**Written problem:** Say how many lines contain the word "аквакультуры" and give no other text.

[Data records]
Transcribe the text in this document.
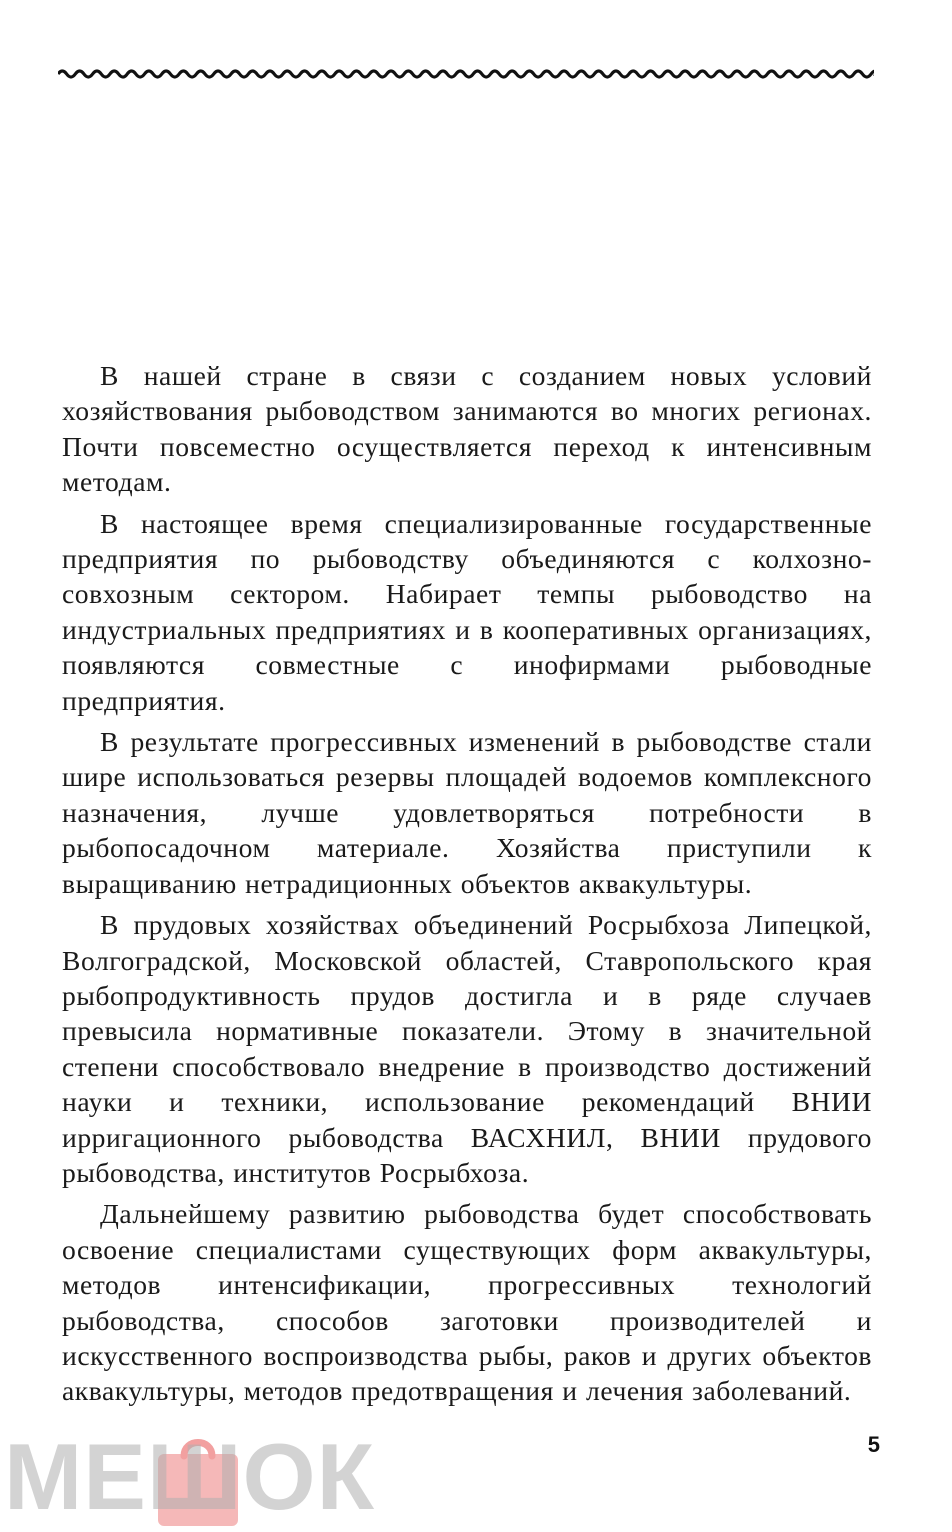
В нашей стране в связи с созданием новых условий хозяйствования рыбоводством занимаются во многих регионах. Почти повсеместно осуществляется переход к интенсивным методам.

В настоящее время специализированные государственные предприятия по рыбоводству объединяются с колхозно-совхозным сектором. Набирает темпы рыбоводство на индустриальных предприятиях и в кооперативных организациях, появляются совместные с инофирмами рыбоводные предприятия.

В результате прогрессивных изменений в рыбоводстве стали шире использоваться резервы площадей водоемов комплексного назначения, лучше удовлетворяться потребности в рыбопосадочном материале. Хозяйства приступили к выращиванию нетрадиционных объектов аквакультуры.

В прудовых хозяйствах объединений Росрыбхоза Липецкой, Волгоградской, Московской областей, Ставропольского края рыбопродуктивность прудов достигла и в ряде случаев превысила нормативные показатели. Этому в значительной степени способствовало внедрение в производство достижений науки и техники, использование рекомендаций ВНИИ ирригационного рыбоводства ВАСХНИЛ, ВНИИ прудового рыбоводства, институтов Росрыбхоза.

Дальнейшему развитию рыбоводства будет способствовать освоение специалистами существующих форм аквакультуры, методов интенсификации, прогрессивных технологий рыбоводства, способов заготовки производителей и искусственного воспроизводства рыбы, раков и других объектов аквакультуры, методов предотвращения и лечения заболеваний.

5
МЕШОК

...

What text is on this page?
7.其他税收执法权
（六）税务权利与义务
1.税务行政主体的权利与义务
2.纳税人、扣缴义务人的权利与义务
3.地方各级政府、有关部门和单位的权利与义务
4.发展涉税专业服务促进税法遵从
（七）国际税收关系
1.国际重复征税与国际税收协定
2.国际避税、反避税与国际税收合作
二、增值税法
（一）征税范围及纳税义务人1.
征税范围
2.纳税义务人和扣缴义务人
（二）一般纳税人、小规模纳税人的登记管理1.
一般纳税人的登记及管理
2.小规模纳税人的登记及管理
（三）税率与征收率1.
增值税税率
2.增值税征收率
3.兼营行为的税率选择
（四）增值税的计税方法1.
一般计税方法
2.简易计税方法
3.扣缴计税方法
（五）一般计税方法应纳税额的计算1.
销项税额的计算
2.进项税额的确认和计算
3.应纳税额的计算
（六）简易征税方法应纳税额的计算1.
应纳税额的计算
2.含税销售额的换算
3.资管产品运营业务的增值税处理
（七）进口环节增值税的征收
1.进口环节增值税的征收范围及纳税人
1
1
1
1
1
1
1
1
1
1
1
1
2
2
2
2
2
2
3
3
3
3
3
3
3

--

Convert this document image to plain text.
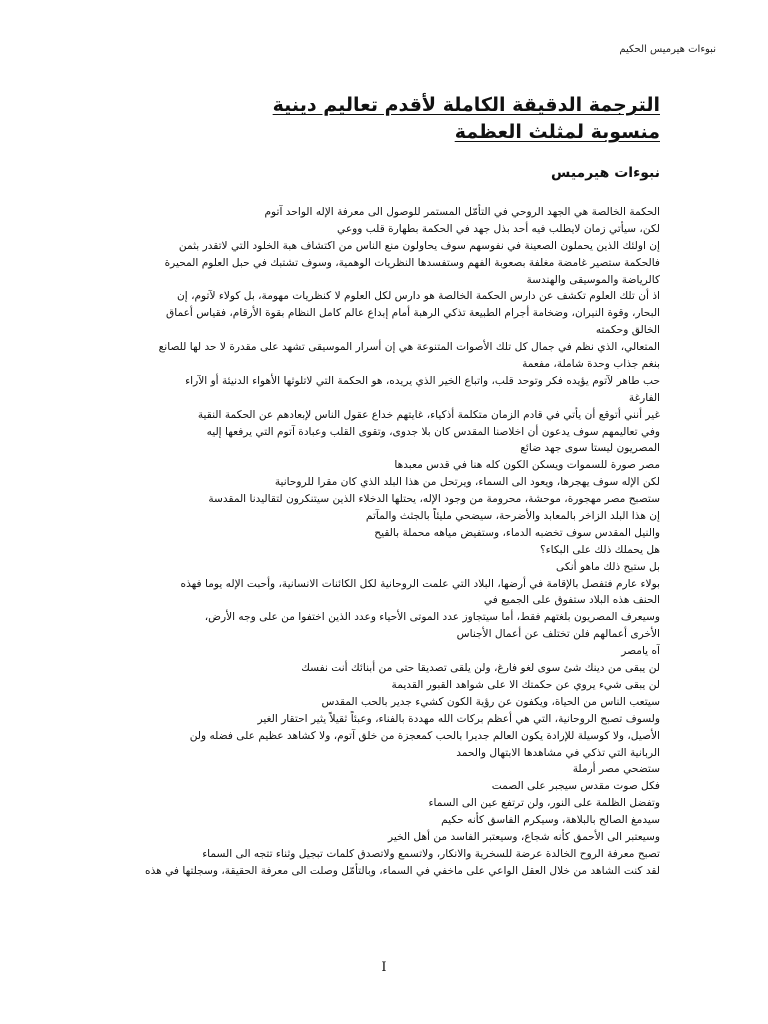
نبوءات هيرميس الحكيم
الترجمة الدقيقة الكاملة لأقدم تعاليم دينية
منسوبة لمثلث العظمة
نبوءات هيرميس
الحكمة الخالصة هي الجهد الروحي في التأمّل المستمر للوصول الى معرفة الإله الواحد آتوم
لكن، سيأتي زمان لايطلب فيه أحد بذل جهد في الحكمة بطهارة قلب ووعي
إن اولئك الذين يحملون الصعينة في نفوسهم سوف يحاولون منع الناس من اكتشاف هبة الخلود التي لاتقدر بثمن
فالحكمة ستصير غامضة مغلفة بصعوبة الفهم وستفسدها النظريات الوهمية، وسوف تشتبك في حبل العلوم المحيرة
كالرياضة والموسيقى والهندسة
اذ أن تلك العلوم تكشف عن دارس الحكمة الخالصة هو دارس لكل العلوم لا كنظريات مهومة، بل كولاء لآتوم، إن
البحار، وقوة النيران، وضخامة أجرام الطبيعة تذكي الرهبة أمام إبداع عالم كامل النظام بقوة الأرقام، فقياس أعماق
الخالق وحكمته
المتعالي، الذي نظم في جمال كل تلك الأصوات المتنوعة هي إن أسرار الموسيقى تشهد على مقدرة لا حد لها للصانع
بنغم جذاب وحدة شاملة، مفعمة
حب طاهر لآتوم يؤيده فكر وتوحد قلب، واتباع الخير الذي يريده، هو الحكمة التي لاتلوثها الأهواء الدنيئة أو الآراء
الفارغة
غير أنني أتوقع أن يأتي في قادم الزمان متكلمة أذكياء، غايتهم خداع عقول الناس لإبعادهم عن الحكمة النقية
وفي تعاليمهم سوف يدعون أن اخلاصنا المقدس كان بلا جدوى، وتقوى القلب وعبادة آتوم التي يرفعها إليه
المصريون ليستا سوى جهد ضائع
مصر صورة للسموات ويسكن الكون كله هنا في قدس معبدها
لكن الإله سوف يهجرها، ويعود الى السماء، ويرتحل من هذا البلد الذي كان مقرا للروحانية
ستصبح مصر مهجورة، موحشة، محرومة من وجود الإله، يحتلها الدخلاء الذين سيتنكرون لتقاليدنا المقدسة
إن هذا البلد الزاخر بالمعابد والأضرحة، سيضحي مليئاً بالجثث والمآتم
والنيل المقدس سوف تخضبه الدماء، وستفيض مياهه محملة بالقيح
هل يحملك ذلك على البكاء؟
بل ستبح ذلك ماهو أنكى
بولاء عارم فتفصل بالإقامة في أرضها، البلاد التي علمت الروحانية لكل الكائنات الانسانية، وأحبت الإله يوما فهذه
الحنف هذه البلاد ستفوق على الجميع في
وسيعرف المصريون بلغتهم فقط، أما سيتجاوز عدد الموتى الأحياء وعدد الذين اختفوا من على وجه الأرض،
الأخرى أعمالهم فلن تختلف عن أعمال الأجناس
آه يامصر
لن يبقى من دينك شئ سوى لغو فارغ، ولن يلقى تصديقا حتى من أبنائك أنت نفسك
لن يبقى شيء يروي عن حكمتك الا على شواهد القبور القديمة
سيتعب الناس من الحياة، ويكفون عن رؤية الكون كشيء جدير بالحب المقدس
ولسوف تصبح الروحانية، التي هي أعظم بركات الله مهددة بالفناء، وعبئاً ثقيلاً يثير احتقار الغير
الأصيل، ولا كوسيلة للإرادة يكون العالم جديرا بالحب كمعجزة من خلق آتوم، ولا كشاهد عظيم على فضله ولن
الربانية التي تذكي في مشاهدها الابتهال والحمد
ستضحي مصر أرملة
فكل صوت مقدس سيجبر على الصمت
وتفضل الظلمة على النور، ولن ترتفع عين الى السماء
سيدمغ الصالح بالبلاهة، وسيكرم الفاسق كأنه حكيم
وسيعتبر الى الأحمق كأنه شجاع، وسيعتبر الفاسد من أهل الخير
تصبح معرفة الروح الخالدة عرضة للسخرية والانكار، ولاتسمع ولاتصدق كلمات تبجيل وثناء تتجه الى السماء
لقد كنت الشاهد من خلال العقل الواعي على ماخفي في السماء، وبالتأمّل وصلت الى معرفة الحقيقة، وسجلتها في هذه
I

**Reply:** 2